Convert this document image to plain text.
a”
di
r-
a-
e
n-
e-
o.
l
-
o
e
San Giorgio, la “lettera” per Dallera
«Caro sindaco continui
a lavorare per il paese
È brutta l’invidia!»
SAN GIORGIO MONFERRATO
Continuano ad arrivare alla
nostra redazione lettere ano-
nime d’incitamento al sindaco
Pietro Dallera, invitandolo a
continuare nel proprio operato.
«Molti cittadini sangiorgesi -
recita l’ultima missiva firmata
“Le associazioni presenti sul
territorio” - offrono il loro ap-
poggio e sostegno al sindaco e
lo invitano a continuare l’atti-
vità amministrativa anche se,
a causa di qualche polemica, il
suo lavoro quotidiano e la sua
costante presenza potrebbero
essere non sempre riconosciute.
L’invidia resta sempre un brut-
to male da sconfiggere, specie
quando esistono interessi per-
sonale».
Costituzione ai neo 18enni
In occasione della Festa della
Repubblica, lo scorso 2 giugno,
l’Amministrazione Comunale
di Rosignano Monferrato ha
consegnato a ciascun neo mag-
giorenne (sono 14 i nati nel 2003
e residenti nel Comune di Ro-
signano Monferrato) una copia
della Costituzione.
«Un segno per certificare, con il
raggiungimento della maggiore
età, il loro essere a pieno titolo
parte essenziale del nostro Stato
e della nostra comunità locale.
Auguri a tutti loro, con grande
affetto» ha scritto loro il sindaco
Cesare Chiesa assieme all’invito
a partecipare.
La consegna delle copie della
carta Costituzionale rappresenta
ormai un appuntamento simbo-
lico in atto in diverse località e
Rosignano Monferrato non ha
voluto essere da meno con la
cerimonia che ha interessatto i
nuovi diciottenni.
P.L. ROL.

■ Written instruction: Copy out every line of the data that includes the word "essere".

■ Exercise answer:
essere non sempre riconosciute.
età, il loro essere a pieno titolo
voluto essere da meno con la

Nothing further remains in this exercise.